Source text:
Twenty years after a young Lee McQueen signed a deal with Gucci and moved his catwalk shows from East End carparks in London to plush Parisian salons, the Alexander McQueen brand marked the world’s shifting back on to its axis by coming home.
The first McQueen show in 18 months brought actors Vanessa Kirby, Emilia Clarke and Kosar Ali to a front row of folding chairs on the 11th floor of a Wapping multistorey where the Shard, Gherkin and Walkie-Talkie buildings gave an alfresco catwalk a recognisable London backdrop.

“I wanted to be high up on a rooftop, as a moment of release after what we’ve all been through,” said the designer Sarah Burton after the show. “But at the same time, it doesn’t feel like this is necessarily the end of anything. Maybe it’s just a moment of sunshine, who knows.”
The sun did shine – but Naomi Campbell closed the show in a storm of shredded black tulle flecked with crystal raindrops. “Stormy skies are what we’ve been living through, so it’s about darkness and light,” said Burton. “And also, this is a show celebrating London as our home – my home, my team’s home, and the brand’s home – and unpredictable skies are a part of London life.”

Shards of silver sequins rattled like hailstones from floor-length hems as models stomped the catwalk in chunky-soled boots. There were sheer corset dresses with their bones flaring around the body like umbrella ribs.

Information shown:
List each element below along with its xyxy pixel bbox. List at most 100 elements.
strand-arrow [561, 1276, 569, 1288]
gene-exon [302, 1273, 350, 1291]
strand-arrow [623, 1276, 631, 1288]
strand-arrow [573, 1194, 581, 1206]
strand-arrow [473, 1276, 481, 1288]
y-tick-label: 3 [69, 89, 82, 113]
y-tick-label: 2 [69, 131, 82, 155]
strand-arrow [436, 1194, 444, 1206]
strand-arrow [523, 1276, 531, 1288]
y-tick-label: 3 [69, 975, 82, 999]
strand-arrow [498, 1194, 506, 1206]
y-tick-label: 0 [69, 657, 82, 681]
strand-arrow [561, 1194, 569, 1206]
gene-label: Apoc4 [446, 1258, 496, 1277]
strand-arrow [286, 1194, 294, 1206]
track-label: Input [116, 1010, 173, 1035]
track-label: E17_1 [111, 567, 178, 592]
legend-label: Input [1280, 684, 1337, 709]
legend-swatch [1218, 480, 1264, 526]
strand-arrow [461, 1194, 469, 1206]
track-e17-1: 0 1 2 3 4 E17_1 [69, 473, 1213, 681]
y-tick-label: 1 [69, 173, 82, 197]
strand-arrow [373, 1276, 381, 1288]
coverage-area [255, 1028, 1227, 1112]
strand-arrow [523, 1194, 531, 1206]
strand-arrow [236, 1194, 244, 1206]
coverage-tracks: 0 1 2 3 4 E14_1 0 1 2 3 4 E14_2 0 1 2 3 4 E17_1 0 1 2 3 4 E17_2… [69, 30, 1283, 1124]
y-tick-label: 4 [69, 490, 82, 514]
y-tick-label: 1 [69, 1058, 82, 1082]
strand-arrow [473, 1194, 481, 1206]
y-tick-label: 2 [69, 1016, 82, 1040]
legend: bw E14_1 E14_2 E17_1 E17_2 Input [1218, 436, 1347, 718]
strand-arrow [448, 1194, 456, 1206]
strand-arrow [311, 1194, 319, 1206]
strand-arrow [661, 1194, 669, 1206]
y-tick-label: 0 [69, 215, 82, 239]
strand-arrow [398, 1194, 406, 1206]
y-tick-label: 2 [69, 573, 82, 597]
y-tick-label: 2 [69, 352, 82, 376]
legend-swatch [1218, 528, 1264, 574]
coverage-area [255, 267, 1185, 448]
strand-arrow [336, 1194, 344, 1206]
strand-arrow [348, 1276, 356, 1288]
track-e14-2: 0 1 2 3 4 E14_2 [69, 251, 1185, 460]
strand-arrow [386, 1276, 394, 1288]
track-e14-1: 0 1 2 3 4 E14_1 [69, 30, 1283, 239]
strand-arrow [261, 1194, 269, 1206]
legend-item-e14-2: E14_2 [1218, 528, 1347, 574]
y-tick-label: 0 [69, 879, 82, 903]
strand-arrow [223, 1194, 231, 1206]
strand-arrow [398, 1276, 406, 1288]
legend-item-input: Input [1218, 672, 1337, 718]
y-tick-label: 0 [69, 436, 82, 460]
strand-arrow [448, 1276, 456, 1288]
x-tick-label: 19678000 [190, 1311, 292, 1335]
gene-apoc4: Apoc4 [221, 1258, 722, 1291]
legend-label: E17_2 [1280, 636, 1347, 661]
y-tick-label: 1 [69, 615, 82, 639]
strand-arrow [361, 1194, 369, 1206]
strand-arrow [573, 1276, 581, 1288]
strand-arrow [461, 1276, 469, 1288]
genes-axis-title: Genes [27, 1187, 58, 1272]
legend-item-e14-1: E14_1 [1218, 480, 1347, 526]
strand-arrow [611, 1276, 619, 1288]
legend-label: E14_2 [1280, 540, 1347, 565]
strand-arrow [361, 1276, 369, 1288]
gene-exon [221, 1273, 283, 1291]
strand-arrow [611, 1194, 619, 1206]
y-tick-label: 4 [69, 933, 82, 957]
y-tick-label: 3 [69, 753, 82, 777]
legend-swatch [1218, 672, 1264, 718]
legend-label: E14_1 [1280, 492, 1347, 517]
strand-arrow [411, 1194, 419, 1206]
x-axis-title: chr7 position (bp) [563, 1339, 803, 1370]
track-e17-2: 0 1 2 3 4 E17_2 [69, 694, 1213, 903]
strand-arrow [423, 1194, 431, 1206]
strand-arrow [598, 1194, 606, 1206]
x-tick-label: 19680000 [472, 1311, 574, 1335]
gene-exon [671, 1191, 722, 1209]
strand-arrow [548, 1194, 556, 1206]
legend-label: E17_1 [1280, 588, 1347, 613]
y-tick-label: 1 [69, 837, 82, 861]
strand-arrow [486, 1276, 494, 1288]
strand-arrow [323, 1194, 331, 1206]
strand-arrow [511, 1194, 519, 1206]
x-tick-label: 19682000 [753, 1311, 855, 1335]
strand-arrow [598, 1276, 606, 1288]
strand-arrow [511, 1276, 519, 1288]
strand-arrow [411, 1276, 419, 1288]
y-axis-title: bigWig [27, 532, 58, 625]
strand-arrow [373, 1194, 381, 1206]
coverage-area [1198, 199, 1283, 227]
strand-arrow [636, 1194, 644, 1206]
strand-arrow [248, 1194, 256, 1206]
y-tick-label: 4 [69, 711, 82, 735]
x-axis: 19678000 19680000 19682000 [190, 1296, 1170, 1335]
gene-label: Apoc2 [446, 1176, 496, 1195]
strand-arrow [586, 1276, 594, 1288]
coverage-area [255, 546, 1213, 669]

Problem to solve: List every actor the McQueen show report names as sitting in the front row. The records aren't needed for this.

Result of this exercise: Vanessa Kirby, Emilia Clarke, Kosar Ali